>> start

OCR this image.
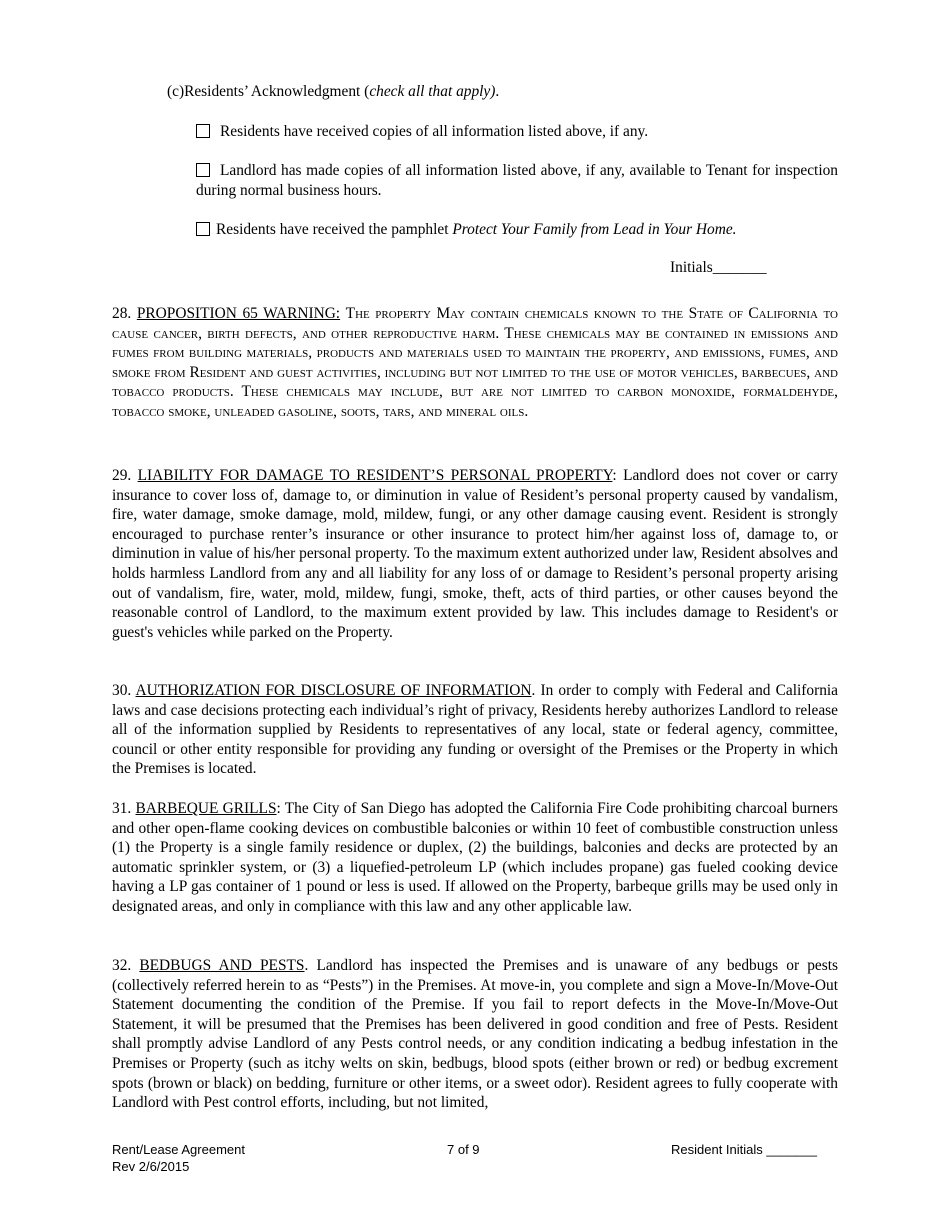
(c)Residents’ Acknowledgment (check all that apply).
Residents have received copies of all information listed above, if any.
Landlord has made copies of all information listed above, if any, available to Tenant for inspection during normal business hours.
Residents have received the pamphlet Protect Your Family from Lead in Your Home.
Initials_______

28. PROPOSITION 65 WARNING: The property May contain chemicals known to the State of California to cause cancer, birth defects, and other reproductive harm. These chemicals may be contained in emissions and fumes from building materials, products and materials used to maintain the property, and emissions, fumes, and smoke from Resident and guest activities, including but not limited to the use of motor vehicles, barbecues, and tobacco products. These chemicals may include, but are not limited to carbon monoxide, formaldehyde, tobacco smoke, unleaded gasoline, soots, tars, and mineral oils.

29. LIABILITY FOR DAMAGE TO RESIDENT’S PERSONAL PROPERTY: Landlord does not cover or carry insurance to cover loss of, damage to, or diminution in value of Resident’s personal property caused by vandalism, fire, water damage, smoke damage, mold, mildew, fungi, or any other damage causing event. Resident is strongly encouraged to purchase renter’s insurance or other insurance to protect him/her against loss of, damage to, or diminution in value of his/her personal property. To the maximum extent authorized under law, Resident absolves and holds harmless Landlord from any and all liability for any loss of or damage to Resident’s personal property arising out of vandalism, fire, water, mold, mildew, fungi, smoke, theft, acts of third parties, or other causes beyond the reasonable control of Landlord, to the maximum extent provided by law. This includes damage to Resident's or guest's vehicles while parked on the Property.

30. AUTHORIZATION FOR DISCLOSURE OF INFORMATION. In order to comply with Federal and California laws and case decisions protecting each individual’s right of privacy, Residents hereby authorizes Landlord to release all of the information supplied by Residents to representatives of any local, state or federal agency, committee, council or other entity responsible for providing any funding or oversight of the Premises or the Property in which the Premises is located.

31. BARBEQUE GRILLS: The City of San Diego has adopted the California Fire Code prohibiting charcoal burners and other open-flame cooking devices on combustible balconies or within 10 feet of combustible construction unless (1) the Property is a single family residence or duplex, (2) the buildings, balconies and decks are protected by an automatic sprinkler system, or (3) a liquefied-petroleum LP (which includes propane) gas fueled cooking device having a LP gas container of 1 pound or less is used. If allowed on the Property, barbeque grills may be used only in designated areas, and only in compliance with this law and any other applicable law.

32. BEDBUGS AND PESTS. Landlord has inspected the Premises and is unaware of any bedbugs or pests (collectively referred herein to as “Pests”) in the Premises. At move-in, you complete and sign a Move-In/Move-Out Statement documenting the condition of the Premise. If you fail to report defects in the Move-In/Move-Out Statement, it will be presumed that the Premises has been delivered in good condition and free of Pests. Resident shall promptly advise Landlord of any Pests control needs, or any condition indicating a bedbug infestation in the Premises or Property (such as itchy welts on skin, bedbugs, blood spots (either brown or red) or bedbug excrement spots (brown or black) on bedding, furniture or other items, or a sweet odor). Resident agrees to fully cooperate with Landlord with Pest control efforts, including, but not limited,

Rent/Lease Agreement
Rev 2/6/2015
7 of 9	Resident Initials _______
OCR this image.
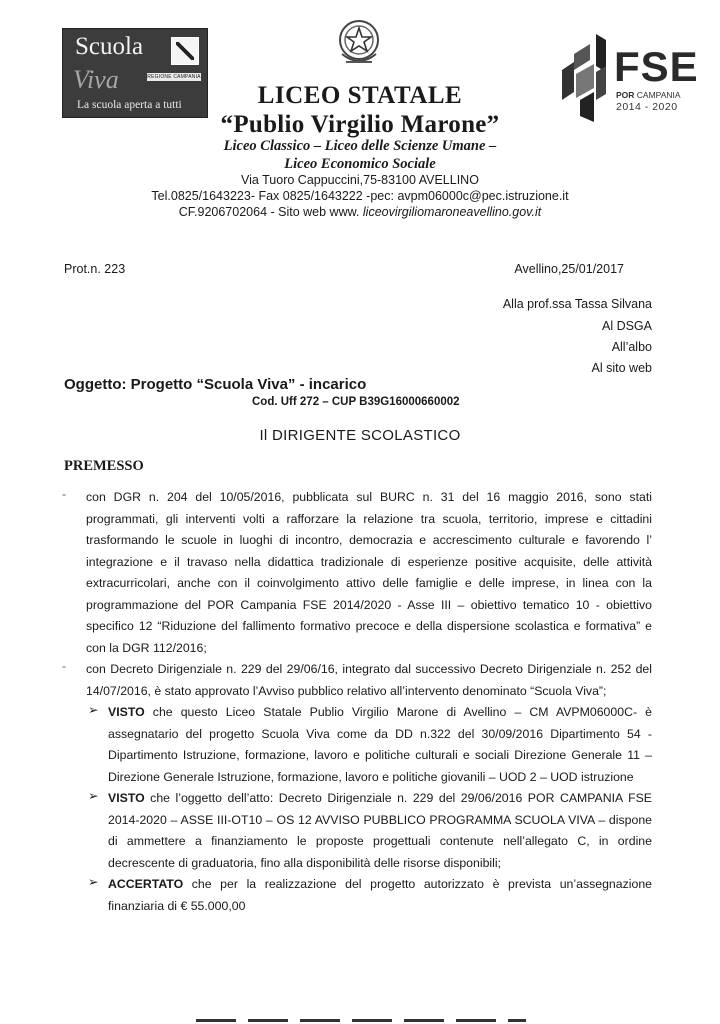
Scuola
Viva	REGIONE CAMPANIA
La scuola aperta a tutti
FSE
POR CAMPANIA
2014 - 2020
LICEO STATALE
“Publio Virgilio Marone”
Liceo Classico – Liceo delle Scienze Umane –
Liceo Economico Sociale
Via Tuoro Cappuccini,75-83100 AVELLINO
Tel.0825/1643223- Fax 0825/1643222 -pec: avpm06000c@pec.istruzione.it
CF.9206702064 - Sito web www. liceovirgiliomaroneavellino.gov.it
Prot.n. 223	Avellino,25/01/2017
Alla prof.ssa Tassa Silvana
Al DSGA
All’albo
Al sito web
Oggetto: Progetto “Scuola Viva” - incarico
Cod. Uff 272 – CUP B39G16000660002
Il DIRIGENTE SCOLASTICO
PREMESSO
- con DGR n. 204 del 10/05/2016, pubblicata sul BURC n. 31 del 16 maggio 2016, sono stati programmati, gli interventi volti a rafforzare la relazione tra scuola, territorio, imprese e cittadini trasformando le scuole in luoghi di incontro, democrazia e accrescimento culturale e favorendo l’ integrazione e il travaso nella didattica tradizionale di esperienze positive acquisite, delle attività extracurricolari, anche con il coinvolgimento attivo delle famiglie e delle imprese, in linea con la programmazione del POR Campania FSE 2014/2020 - Asse III – obiettivo tematico 10 - obiettivo specifico 12 “Riduzione del fallimento formativo precoce e della dispersione scolastica e formativa” e con la DGR 112/2016;
- con Decreto Dirigenziale n. 229 del 29/06/16, integrato dal successivo Decreto Dirigenziale n. 252 del 14/07/2016, è stato approvato l’Avviso pubblico relativo all’intervento denominato “Scuola Viva”;
➢ VISTO che questo Liceo Statale Publio Virgilio Marone di Avellino – CM AVPM06000C- è assegnatario del progetto Scuola Viva come da DD n.322 del 30/09/2016 Dipartimento 54 - Dipartimento Istruzione, formazione, lavoro e politiche culturali e sociali Direzione Generale 11 – Direzione Generale Istruzione, formazione, lavoro e politiche giovanili – UOD 2 – UOD istruzione
➢ VISTO che l’oggetto dell’atto: Decreto Dirigenziale n. 229 del 29/06/2016 POR CAMPANIA FSE 2014-2020 – ASSE III-OT10 – OS 12 AVVISO PUBBLICO PROGRAMMA SCUOLA VIVA – dispone di ammettere a finanziamento le proposte progettuali contenute nell’allegato C, in ordine decrescente di graduatoria, fino alla disponibilità delle risorse disponibili;
➢ ACCERTATO che per la realizzazione del progetto autorizzato è prevista un’assegnazione finanziaria di € 55.000,00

>> end

* [GOAL]: Transcribe all of the records above character for character. Exclude the pictures.

* [SOLUTION TO THIS TASK]:
OCR this image.
(c)Residents’ Acknowledgment (check all that apply).
Residents have received copies of all information listed above, if any.
Landlord has made copies of all information listed above, if any, available to Tenant for inspection during normal business hours.
Residents have received the pamphlet Protect Your Family from Lead in Your Home.
Initials_______

28. PROPOSITION 65 WARNING: The property May contain chemicals known to the State of California to cause cancer, birth defects, and other reproductive harm. These chemicals may be contained in emissions and fumes from building materials, products and materials used to maintain the property, and emissions, fumes, and smoke from Resident and guest activities, including but not limited to the use of motor vehicles, barbecues, and tobacco products. These chemicals may include, but are not limited to carbon monoxide, formaldehyde, tobacco smoke, unleaded gasoline, soots, tars, and mineral oils.

29. LIABILITY FOR DAMAGE TO RESIDENT’S PERSONAL PROPERTY: Landlord does not cover or carry insurance to cover loss of, damage to, or diminution in value of Resident’s personal property caused by vandalism, fire, water damage, smoke damage, mold, mildew, fungi, or any other damage causing event. Resident is strongly encouraged to purchase renter’s insurance or other insurance to protect him/her against loss of, damage to, or diminution in value of his/her personal property. To the maximum extent authorized under law, Resident absolves and holds harmless Landlord from any and all liability for any loss of or damage to Resident’s personal property arising out of vandalism, fire, water, mold, mildew, fungi, smoke, theft, acts of third parties, or other causes beyond the reasonable control of Landlord, to the maximum extent provided by law. This includes damage to Resident's or guest's vehicles while parked on the Property.

30. AUTHORIZATION FOR DISCLOSURE OF INFORMATION. In order to comply with Federal and California laws and case decisions protecting each individual’s right of privacy, Residents hereby authorizes Landlord to release all of the information supplied by Residents to representatives of any local, state or federal agency, committee, council or other entity responsible for providing any funding or oversight of the Premises or the Property in which the Premises is located.

31. BARBEQUE GRILLS: The City of San Diego has adopted the California Fire Code prohibiting charcoal burners and other open-flame cooking devices on combustible balconies or within 10 feet of combustible construction unless (1) the Property is a single family residence or duplex, (2) the buildings, balconies and decks are protected by an automatic sprinkler system, or (3) a liquefied-petroleum LP (which includes propane) gas fueled cooking device having a LP gas container of 1 pound or less is used. If allowed on the Property, barbeque grills may be used only in designated areas, and only in compliance with this law and any other applicable law.

32. BEDBUGS AND PESTS. Landlord has inspected the Premises and is unaware of any bedbugs or pests (collectively referred herein to as “Pests”) in the Premises. At move-in, you complete and sign a Move-In/Move-Out Statement documenting the condition of the Premise. If you fail to report defects in the Move-In/Move-Out Statement, it will be presumed that the Premises has been delivered in good condition and free of Pests. Resident shall promptly advise Landlord of any Pests control needs, or any condition indicating a bedbug infestation in the Premises or Property (such as itchy welts on skin, bedbugs, blood spots (either brown or red) or bedbug excrement spots (brown or black) on bedding, furniture or other items, or a sweet odor). Resident agrees to fully cooperate with Landlord with Pest control efforts, including, but not limited,

Rent/Lease Agreement
Rev 2/6/2015
7 of 9	Resident Initials _______
OCR this image.
Scuola
Viva	REGIONE CAMPANIA
La scuola aperta a tutti
FSE
POR CAMPANIA
2014 - 2020
LICEO STATALE
“Publio Virgilio Marone”
Liceo Classico – Liceo delle Scienze Umane –
Liceo Economico Sociale
Via Tuoro Cappuccini,75-83100 AVELLINO
Tel.0825/1643223- Fax 0825/1643222 -pec: avpm06000c@pec.istruzione.it
CF.9206702064 - Sito web www. liceovirgiliomaroneavellino.gov.it
Prot.n. 223	Avellino,25/01/2017
Alla prof.ssa Tassa Silvana
Al DSGA
All’albo
Al sito web
Oggetto: Progetto “Scuola Viva” - incarico
Cod. Uff 272 – CUP B39G16000660002
Il DIRIGENTE SCOLASTICO
PREMESSO
- con DGR n. 204 del 10/05/2016, pubblicata sul BURC n. 31 del 16 maggio 2016, sono stati programmati, gli interventi volti a rafforzare la relazione tra scuola, territorio, imprese e cittadini trasformando le scuole in luoghi di incontro, democrazia e accrescimento culturale e favorendo l’ integrazione e il travaso nella didattica tradizionale di esperienze positive acquisite, delle attività extracurricolari, anche con il coinvolgimento attivo delle famiglie e delle imprese, in linea con la programmazione del POR Campania FSE 2014/2020 - Asse III – obiettivo tematico 10 - obiettivo specifico 12 “Riduzione del fallimento formativo precoce e della dispersione scolastica e formativa” e con la DGR 112/2016;
- con Decreto Dirigenziale n. 229 del 29/06/16, integrato dal successivo Decreto Dirigenziale n. 252 del 14/07/2016, è stato approvato l’Avviso pubblico relativo all’intervento denominato “Scuola Viva”;
➢ VISTO che questo Liceo Statale Publio Virgilio Marone di Avellino – CM AVPM06000C- è assegnatario del progetto Scuola Viva come da DD n.322 del 30/09/2016 Dipartimento 54 - Dipartimento Istruzione, formazione, lavoro e politiche culturali e sociali Direzione Generale 11 – Direzione Generale Istruzione, formazione, lavoro e politiche giovanili – UOD 2 – UOD istruzione
➢ VISTO che l’oggetto dell’atto: Decreto Dirigenziale n. 229 del 29/06/2016 POR CAMPANIA FSE 2014-2020 – ASSE III-OT10 – OS 12 AVVISO PUBBLICO PROGRAMMA SCUOLA VIVA – dispone di ammettere a finanziamento le proposte progettuali contenute nell’allegato C, in ordine decrescente di graduatoria, fino alla disponibilità delle risorse disponibili;
➢ ACCERTATO che per la realizzazione del progetto autorizzato è prevista un’assegnazione finanziaria di € 55.000,00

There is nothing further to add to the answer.